> _EXERCISE OBJECTIVE_
Copy out, from the entries below, each line holding the string "this".
>> Begin
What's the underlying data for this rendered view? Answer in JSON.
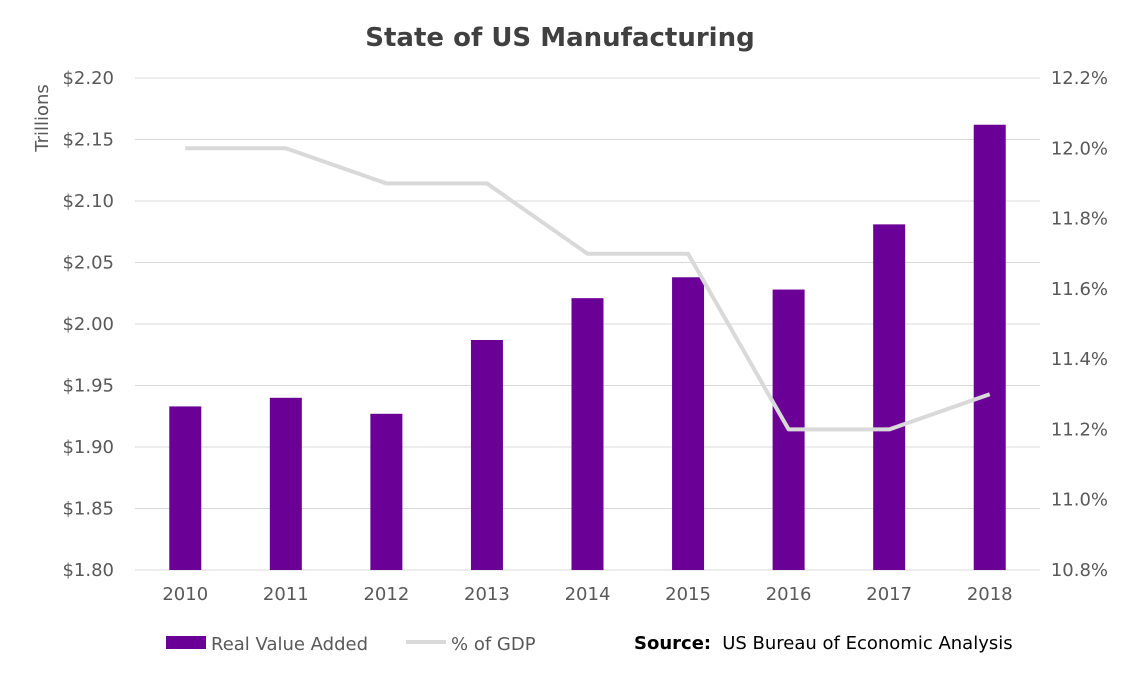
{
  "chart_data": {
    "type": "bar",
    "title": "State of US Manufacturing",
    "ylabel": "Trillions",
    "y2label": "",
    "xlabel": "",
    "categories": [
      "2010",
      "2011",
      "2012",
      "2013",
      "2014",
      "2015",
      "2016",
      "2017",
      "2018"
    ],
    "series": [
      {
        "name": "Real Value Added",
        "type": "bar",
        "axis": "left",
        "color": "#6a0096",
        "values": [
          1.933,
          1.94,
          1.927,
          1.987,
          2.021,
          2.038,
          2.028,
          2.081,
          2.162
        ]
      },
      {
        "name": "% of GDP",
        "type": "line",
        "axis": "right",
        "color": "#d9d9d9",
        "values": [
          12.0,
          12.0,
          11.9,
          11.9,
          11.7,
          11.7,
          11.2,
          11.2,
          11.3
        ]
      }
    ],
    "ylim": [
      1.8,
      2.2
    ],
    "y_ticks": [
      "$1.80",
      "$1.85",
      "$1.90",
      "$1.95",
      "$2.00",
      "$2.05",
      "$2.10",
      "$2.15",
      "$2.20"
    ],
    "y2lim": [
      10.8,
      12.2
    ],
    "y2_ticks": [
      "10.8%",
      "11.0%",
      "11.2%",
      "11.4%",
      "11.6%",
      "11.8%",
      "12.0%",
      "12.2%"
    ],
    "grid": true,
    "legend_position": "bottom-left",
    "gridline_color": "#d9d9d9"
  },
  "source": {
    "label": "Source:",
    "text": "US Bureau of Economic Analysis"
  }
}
>> End
>> Begin
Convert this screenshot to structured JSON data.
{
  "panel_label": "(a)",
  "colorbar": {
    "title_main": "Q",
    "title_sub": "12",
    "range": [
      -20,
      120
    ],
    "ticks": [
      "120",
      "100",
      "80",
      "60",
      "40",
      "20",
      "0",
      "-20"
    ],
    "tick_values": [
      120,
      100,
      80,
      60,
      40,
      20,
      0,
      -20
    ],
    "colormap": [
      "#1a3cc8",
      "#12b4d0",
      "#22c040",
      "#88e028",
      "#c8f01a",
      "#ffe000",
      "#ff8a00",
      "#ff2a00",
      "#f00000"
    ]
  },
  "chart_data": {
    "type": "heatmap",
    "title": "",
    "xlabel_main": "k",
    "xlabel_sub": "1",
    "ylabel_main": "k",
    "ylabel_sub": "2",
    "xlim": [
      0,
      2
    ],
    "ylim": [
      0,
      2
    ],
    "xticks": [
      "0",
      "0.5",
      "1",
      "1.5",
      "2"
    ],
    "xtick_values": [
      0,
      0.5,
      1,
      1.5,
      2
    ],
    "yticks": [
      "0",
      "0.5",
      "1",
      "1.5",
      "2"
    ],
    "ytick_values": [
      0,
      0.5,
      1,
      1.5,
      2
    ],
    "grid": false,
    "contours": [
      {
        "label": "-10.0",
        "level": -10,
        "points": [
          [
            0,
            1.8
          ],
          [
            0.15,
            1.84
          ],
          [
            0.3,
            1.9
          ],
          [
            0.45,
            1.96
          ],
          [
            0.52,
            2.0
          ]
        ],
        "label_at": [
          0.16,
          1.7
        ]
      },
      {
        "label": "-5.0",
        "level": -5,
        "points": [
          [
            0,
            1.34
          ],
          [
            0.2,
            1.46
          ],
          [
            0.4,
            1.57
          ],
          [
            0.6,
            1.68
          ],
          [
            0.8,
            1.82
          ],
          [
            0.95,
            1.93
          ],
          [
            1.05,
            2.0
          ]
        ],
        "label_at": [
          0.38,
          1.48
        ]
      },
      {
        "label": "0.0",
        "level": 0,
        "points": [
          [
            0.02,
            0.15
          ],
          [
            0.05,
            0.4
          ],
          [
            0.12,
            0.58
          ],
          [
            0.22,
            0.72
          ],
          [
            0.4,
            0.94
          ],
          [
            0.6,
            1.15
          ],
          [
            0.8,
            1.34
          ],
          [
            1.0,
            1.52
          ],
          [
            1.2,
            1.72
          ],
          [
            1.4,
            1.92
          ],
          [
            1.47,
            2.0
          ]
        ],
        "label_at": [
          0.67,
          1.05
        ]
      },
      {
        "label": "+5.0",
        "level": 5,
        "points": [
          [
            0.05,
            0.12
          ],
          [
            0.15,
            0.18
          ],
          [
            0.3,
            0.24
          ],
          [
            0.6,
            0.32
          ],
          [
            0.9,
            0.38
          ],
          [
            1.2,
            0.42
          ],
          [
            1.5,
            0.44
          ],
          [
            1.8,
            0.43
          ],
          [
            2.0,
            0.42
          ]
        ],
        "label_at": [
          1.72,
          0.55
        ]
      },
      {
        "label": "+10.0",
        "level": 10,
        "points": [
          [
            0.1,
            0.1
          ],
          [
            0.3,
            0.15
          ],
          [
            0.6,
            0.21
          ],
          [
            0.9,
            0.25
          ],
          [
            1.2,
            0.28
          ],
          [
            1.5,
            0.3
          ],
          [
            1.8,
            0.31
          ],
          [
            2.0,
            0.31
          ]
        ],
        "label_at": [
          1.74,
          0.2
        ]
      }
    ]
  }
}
>> End
> _SOLVED EXERCISE_
What's the underlying data for this rendered view? Answer in JSON.
Convert this screenshot to structured JSON data.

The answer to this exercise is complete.